Records from a data collection
━━━━━━━━━━━━━━━━

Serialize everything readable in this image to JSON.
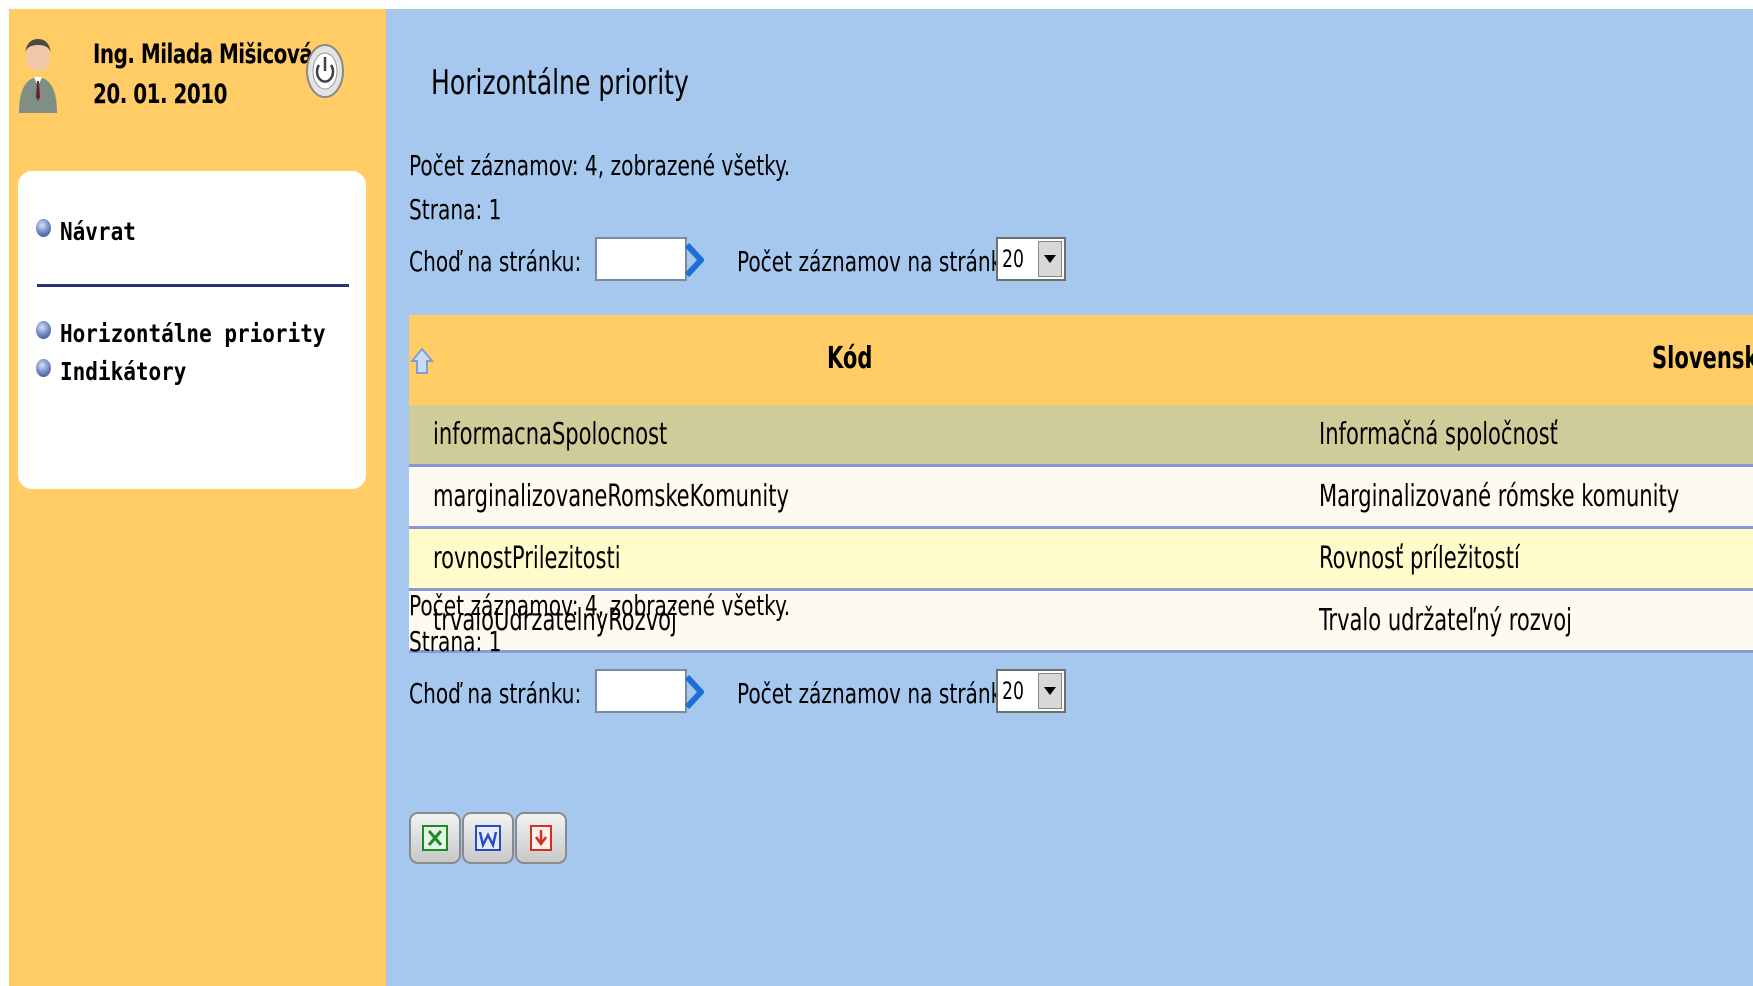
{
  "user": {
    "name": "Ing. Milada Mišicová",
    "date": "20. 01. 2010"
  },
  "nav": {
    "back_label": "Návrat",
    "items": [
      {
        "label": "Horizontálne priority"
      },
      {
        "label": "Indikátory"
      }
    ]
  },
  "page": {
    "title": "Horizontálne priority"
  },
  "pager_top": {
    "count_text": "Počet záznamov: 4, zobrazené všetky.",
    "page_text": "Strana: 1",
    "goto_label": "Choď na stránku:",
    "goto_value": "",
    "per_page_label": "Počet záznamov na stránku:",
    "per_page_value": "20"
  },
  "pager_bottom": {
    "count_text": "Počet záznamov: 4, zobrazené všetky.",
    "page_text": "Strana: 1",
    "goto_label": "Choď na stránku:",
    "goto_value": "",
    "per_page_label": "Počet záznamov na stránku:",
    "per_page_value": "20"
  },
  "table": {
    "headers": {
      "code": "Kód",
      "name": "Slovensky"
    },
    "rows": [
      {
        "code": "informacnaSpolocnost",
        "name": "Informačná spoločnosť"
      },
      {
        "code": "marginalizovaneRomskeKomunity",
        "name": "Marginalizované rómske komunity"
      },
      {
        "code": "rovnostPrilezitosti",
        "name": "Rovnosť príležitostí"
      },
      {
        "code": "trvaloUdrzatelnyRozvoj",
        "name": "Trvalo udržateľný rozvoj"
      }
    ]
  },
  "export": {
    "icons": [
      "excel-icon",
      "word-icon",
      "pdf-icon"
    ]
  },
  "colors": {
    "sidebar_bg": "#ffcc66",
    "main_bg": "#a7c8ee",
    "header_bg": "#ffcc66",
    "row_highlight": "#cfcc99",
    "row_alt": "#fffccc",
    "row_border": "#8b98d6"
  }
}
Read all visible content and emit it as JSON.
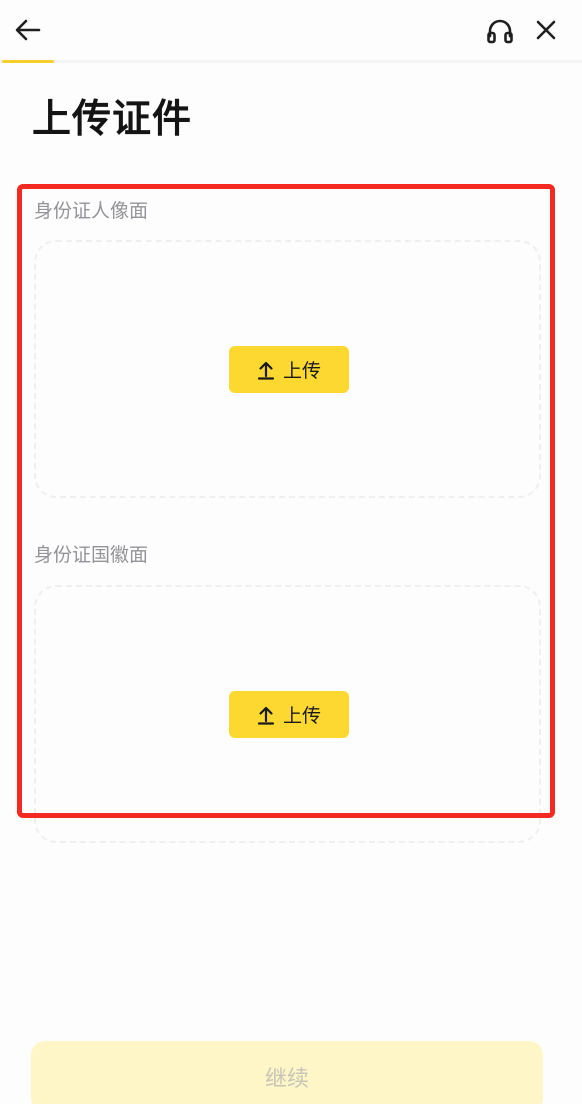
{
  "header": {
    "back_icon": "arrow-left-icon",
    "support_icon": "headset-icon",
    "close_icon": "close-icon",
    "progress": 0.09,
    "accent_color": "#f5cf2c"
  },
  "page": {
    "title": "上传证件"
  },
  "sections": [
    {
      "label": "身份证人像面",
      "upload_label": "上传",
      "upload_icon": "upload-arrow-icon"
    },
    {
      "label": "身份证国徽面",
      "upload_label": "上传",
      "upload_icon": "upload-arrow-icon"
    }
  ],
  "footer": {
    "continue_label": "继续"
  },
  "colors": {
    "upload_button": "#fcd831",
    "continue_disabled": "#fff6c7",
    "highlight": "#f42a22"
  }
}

━━━━━━━━━━━━━━━━

● Written problem: Copy out all the entries exactly. Images stay out of the copy.

● Solution for this exercise:
Serialize everything readable in this image to JSON.
{
  "user": {
    "name": "Ing. Milada Mišicová",
    "date": "20. 01. 2010"
  },
  "nav": {
    "back_label": "Návrat",
    "items": [
      {
        "label": "Horizontálne priority"
      },
      {
        "label": "Indikátory"
      }
    ]
  },
  "page": {
    "title": "Horizontálne priority"
  },
  "pager_top": {
    "count_text": "Počet záznamov: 4, zobrazené všetky.",
    "page_text": "Strana: 1",
    "goto_label": "Choď na stránku:",
    "goto_value": "",
    "per_page_label": "Počet záznamov na stránku:",
    "per_page_value": "20"
  },
  "pager_bottom": {
    "count_text": "Počet záznamov: 4, zobrazené všetky.",
    "page_text": "Strana: 1",
    "goto_label": "Choď na stránku:",
    "goto_value": "",
    "per_page_label": "Počet záznamov na stránku:",
    "per_page_value": "20"
  },
  "table": {
    "headers": {
      "code": "Kód",
      "name": "Slovensky"
    },
    "rows": [
      {
        "code": "informacnaSpolocnost",
        "name": "Informačná spoločnosť"
      },
      {
        "code": "marginalizovaneRomskeKomunity",
        "name": "Marginalizované rómske komunity"
      },
      {
        "code": "rovnostPrilezitosti",
        "name": "Rovnosť príležitostí"
      },
      {
        "code": "trvaloUdrzatelnyRozvoj",
        "name": "Trvalo udržateľný rozvoj"
      }
    ]
  },
  "export": {
    "icons": [
      "excel-icon",
      "word-icon",
      "pdf-icon"
    ]
  },
  "colors": {
    "sidebar_bg": "#ffcc66",
    "main_bg": "#a7c8ee",
    "header_bg": "#ffcc66",
    "row_highlight": "#cfcc99",
    "row_alt": "#fffccc",
    "row_border": "#8b98d6"
  }
}
Read all visible content and emit it as JSON.
{
  "header": {
    "back_icon": "arrow-left-icon",
    "support_icon": "headset-icon",
    "close_icon": "close-icon",
    "progress": 0.09,
    "accent_color": "#f5cf2c"
  },
  "page": {
    "title": "上传证件"
  },
  "sections": [
    {
      "label": "身份证人像面",
      "upload_label": "上传",
      "upload_icon": "upload-arrow-icon"
    },
    {
      "label": "身份证国徽面",
      "upload_label": "上传",
      "upload_icon": "upload-arrow-icon"
    }
  ],
  "footer": {
    "continue_label": "继续"
  },
  "colors": {
    "upload_button": "#fcd831",
    "continue_disabled": "#fff6c7",
    "highlight": "#f42a22"
  }
}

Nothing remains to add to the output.